■ INSTRUCTION
Your task is to restate the data word for word.

■ SUPPLIED MATERIAL
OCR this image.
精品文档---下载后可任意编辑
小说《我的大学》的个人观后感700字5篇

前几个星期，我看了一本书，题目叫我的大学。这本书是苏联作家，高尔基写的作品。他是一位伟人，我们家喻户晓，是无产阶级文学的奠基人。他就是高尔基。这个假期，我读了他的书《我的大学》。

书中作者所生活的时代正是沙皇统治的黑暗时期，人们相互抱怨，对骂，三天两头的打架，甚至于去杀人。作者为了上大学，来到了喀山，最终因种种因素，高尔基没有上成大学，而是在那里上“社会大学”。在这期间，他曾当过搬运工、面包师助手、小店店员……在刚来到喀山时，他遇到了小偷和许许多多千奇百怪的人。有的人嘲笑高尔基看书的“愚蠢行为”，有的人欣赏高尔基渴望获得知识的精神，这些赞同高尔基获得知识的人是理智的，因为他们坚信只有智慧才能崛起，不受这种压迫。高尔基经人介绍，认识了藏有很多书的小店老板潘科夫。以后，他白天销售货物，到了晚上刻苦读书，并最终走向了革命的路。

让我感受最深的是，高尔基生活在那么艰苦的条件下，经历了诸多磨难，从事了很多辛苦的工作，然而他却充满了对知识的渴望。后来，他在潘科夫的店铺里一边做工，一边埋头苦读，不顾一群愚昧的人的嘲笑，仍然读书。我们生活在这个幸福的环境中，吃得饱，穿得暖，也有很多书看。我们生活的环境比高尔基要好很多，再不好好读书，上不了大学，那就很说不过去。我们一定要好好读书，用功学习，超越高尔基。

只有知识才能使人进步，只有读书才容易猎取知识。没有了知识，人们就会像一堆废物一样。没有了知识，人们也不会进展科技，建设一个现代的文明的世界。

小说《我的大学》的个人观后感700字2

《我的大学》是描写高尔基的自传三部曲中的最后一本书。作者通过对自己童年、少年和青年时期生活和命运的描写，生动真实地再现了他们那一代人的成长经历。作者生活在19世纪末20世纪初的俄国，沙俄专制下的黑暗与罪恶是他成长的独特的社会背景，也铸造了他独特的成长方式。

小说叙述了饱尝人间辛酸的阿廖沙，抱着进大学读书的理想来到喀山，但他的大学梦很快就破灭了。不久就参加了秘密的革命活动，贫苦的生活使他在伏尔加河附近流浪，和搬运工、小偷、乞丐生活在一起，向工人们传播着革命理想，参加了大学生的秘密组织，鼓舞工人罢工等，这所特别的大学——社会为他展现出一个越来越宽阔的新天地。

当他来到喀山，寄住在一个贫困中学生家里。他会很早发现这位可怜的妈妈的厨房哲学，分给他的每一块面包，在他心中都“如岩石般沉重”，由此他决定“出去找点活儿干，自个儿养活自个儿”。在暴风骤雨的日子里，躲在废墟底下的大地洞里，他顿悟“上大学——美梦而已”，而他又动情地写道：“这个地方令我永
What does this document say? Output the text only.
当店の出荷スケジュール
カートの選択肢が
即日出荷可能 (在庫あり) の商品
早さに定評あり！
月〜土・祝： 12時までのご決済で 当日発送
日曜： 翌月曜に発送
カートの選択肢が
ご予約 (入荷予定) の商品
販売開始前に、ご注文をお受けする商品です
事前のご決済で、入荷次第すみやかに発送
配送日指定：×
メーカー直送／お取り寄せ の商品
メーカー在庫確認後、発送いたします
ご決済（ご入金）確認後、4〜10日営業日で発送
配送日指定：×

■ ANSWER TO THIS EXERCISE
OCR this image.
精品文档---下载后可任意编辑
小说《我的大学》的个人观后感700字5篇

前几个星期，我看了一本书，题目叫我的大学。这本书是苏联作家，高尔基写的作品。他是一位伟人，我们家喻户晓，是无产阶级文学的奠基人。他就是高尔基。这个假期，我读了他的书《我的大学》。

书中作者所生活的时代正是沙皇统治的黑暗时期，人们相互抱怨，对骂，三天两头的打架，甚至于去杀人。作者为了上大学，来到了喀山，最终因种种因素，高尔基没有上成大学，而是在那里上“社会大学”。在这期间，他曾当过搬运工、面包师助手、小店店员……在刚来到喀山时，他遇到了小偷和许许多多千奇百怪的人。有的人嘲笑高尔基看书的“愚蠢行为”，有的人欣赏高尔基渴望获得知识的精神，这些赞同高尔基获得知识的人是理智的，因为他们坚信只有智慧才能崛起，不受这种压迫。高尔基经人介绍，认识了藏有很多书的小店老板潘科夫。以后，他白天销售货物，到了晚上刻苦读书，并最终走向了革命的路。

让我感受最深的是，高尔基生活在那么艰苦的条件下，经历了诸多磨难，从事了很多辛苦的工作，然而他却充满了对知识的渴望。后来，他在潘科夫的店铺里一边做工，一边埋头苦读，不顾一群愚昧的人的嘲笑，仍然读书。我们生活在这个幸福的环境中，吃得饱，穿得暖，也有很多书看。我们生活的环境比高尔基要好很多，再不好好读书，上不了大学，那就很说不过去。我们一定要好好读书，用功学习，超越高尔基。

只有知识才能使人进步，只有读书才容易猎取知识。没有了知识，人们就会像一堆废物一样。没有了知识，人们也不会进展科技，建设一个现代的文明的世界。

小说《我的大学》的个人观后感700字2

《我的大学》是描写高尔基的自传三部曲中的最后一本书。作者通过对自己童年、少年和青年时期生活和命运的描写，生动真实地再现了他们那一代人的成长经历。作者生活在19世纪末20世纪初的俄国，沙俄专制下的黑暗与罪恶是他成长的独特的社会背景，也铸造了他独特的成长方式。

小说叙述了饱尝人间辛酸的阿廖沙，抱着进大学读书的理想来到喀山，但他的大学梦很快就破灭了。不久就参加了秘密的革命活动，贫苦的生活使他在伏尔加河附近流浪，和搬运工、小偷、乞丐生活在一起，向工人们传播着革命理想，参加了大学生的秘密组织，鼓舞工人罢工等，这所特别的大学——社会为他展现出一个越来越宽阔的新天地。

当他来到喀山，寄住在一个贫困中学生家里。他会很早发现这位可怜的妈妈的厨房哲学，分给他的每一块面包，在他心中都“如岩石般沉重”，由此他决定“出去找点活儿干，自个儿养活自个儿”。在暴风骤雨的日子里，躲在废墟底下的大地洞里，他顿悟“上大学——美梦而已”，而他又动情地写道：“这个地方令我永
What does this document say? Output the text only.
当店の出荷スケジュール
カートの選択肢が
即日出荷可能 (在庫あり) の商品
早さに定評あり！
月〜土・祝： 12時までのご決済で 当日発送
日曜： 翌月曜に発送
カートの選択肢が
ご予約 (入荷予定) の商品
販売開始前に、ご注文をお受けする商品です
事前のご決済で、入荷次第すみやかに発送
配送日指定：×
メーカー直送／お取り寄せ の商品
メーカー在庫確認後、発送いたします
ご決済（ご入金）確認後、4〜10日営業日で発送
配送日指定：×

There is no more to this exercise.